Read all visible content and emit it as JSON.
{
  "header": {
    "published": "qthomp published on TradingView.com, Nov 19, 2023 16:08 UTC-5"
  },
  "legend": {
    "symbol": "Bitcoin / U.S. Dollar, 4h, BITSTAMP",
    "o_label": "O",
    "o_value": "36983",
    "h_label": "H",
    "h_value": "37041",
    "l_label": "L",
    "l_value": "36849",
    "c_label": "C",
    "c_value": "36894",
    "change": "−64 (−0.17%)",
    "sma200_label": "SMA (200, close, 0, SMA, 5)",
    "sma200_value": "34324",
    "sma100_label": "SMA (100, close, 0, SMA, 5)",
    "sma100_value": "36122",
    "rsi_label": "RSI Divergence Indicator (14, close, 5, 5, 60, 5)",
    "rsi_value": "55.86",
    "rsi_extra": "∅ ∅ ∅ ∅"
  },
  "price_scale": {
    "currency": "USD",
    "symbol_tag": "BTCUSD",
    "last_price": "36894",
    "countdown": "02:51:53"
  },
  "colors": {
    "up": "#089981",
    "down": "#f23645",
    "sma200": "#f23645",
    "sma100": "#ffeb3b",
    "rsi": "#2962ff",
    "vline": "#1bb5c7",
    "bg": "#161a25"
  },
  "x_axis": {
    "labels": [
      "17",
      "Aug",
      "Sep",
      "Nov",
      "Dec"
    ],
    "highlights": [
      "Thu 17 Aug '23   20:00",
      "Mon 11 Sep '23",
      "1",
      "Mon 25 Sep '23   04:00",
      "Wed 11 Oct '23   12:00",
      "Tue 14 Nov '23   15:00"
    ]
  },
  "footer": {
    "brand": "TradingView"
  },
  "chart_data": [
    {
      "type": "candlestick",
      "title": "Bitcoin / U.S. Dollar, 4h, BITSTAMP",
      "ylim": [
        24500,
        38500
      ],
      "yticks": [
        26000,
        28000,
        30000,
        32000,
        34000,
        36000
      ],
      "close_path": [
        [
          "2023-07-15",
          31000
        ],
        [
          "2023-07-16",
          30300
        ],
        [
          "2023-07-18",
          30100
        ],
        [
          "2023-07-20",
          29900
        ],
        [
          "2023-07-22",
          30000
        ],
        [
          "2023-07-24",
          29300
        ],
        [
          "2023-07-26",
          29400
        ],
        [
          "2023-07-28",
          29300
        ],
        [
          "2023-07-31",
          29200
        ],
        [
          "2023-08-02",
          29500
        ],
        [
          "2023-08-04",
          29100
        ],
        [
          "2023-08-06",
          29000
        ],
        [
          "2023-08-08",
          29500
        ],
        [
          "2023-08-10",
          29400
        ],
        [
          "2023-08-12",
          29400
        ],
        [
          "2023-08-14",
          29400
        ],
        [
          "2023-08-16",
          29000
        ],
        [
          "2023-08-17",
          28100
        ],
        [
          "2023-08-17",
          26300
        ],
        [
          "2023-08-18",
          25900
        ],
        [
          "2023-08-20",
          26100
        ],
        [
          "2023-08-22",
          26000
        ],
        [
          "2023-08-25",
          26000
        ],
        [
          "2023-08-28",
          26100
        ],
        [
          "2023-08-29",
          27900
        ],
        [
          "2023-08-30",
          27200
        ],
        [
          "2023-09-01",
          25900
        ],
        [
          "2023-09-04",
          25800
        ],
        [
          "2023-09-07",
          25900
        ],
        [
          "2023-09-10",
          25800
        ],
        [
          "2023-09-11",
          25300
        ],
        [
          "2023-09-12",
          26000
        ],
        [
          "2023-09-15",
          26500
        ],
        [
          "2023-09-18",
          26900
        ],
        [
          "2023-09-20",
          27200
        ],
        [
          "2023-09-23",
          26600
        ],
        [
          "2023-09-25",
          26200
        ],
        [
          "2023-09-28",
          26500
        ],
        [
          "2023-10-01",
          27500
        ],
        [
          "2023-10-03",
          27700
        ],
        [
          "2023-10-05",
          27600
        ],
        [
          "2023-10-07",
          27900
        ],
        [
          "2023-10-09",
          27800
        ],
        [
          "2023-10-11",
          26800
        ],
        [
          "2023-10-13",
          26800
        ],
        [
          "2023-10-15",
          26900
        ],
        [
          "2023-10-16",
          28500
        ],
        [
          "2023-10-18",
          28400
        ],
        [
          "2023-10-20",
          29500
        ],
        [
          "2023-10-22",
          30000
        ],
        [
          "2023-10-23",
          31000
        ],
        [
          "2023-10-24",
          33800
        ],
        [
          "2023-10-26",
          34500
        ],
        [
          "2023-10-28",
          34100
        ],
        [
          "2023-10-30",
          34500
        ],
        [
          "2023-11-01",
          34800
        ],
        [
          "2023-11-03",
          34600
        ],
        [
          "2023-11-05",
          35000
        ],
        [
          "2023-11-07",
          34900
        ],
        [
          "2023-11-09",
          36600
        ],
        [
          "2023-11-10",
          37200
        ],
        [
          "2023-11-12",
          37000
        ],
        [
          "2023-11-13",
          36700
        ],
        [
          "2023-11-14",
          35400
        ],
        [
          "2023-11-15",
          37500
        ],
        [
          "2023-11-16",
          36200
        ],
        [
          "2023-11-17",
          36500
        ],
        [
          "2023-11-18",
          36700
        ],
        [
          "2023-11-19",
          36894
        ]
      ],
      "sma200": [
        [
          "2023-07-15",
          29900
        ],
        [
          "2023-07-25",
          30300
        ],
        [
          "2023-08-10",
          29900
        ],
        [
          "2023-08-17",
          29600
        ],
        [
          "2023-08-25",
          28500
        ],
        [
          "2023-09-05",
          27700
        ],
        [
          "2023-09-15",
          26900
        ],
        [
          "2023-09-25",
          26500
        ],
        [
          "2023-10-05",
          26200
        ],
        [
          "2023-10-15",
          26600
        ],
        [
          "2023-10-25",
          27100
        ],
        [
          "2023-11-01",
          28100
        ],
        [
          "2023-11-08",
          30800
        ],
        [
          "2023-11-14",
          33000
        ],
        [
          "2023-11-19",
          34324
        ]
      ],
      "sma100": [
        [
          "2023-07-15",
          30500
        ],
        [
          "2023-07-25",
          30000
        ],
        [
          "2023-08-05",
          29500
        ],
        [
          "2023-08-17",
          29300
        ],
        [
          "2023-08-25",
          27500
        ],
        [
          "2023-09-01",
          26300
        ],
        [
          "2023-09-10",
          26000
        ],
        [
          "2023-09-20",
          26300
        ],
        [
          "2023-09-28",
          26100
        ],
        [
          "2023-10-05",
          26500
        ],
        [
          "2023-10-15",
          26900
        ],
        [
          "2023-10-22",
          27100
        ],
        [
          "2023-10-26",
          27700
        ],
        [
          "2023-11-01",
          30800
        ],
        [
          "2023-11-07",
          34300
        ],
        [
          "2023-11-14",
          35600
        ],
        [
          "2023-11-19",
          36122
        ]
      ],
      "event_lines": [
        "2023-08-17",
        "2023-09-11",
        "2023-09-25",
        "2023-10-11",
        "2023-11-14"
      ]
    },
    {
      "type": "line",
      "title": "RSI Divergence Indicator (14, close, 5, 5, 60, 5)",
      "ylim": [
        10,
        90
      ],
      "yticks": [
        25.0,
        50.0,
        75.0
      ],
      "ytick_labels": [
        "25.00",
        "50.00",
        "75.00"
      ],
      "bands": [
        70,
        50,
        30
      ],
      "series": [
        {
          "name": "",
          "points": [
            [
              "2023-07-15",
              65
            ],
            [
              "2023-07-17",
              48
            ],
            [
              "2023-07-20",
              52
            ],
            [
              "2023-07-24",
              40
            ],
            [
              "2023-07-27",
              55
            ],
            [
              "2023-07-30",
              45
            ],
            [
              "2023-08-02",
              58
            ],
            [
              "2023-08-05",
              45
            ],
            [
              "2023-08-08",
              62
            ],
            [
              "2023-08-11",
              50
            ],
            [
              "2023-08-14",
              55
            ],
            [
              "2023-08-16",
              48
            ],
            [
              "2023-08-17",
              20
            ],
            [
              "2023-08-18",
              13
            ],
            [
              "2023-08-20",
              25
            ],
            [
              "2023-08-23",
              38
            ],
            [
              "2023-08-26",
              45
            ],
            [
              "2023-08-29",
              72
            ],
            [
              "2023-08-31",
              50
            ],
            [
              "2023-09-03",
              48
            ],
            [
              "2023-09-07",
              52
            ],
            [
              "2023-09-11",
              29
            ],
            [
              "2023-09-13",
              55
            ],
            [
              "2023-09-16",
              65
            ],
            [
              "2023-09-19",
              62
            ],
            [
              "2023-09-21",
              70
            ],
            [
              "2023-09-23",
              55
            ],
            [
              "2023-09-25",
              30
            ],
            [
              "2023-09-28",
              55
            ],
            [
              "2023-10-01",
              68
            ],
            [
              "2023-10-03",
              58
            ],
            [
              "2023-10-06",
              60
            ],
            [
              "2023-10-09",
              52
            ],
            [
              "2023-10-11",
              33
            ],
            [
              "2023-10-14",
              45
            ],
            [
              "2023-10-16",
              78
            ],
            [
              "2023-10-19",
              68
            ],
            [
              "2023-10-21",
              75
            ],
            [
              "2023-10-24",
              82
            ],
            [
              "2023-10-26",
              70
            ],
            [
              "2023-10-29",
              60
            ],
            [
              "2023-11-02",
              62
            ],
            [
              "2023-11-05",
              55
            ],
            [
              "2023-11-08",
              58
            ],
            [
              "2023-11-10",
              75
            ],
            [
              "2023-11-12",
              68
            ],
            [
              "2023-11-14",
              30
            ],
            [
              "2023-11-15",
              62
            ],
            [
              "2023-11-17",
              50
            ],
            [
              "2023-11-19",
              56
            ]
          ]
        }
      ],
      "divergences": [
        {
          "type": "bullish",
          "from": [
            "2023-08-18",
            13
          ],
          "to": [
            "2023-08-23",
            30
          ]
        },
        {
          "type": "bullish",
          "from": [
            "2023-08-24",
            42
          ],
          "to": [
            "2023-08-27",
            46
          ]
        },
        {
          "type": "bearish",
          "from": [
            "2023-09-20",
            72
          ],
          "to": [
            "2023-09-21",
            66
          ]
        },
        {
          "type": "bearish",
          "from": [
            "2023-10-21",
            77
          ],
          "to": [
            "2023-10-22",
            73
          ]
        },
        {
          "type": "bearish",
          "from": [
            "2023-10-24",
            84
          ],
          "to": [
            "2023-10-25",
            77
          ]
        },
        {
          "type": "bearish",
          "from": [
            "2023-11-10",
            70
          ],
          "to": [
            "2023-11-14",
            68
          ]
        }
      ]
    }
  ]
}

##########

**Task statement**. Only lines holding the string "BITSTAMP" are wanted; gather each one from the entries above.

**Result for this task**.
    "symbol": "Bitcoin / U.S. Dollar, 4h, BITSTAMP",
      "title": "Bitcoin / U.S. Dollar, 4h, BITSTAMP",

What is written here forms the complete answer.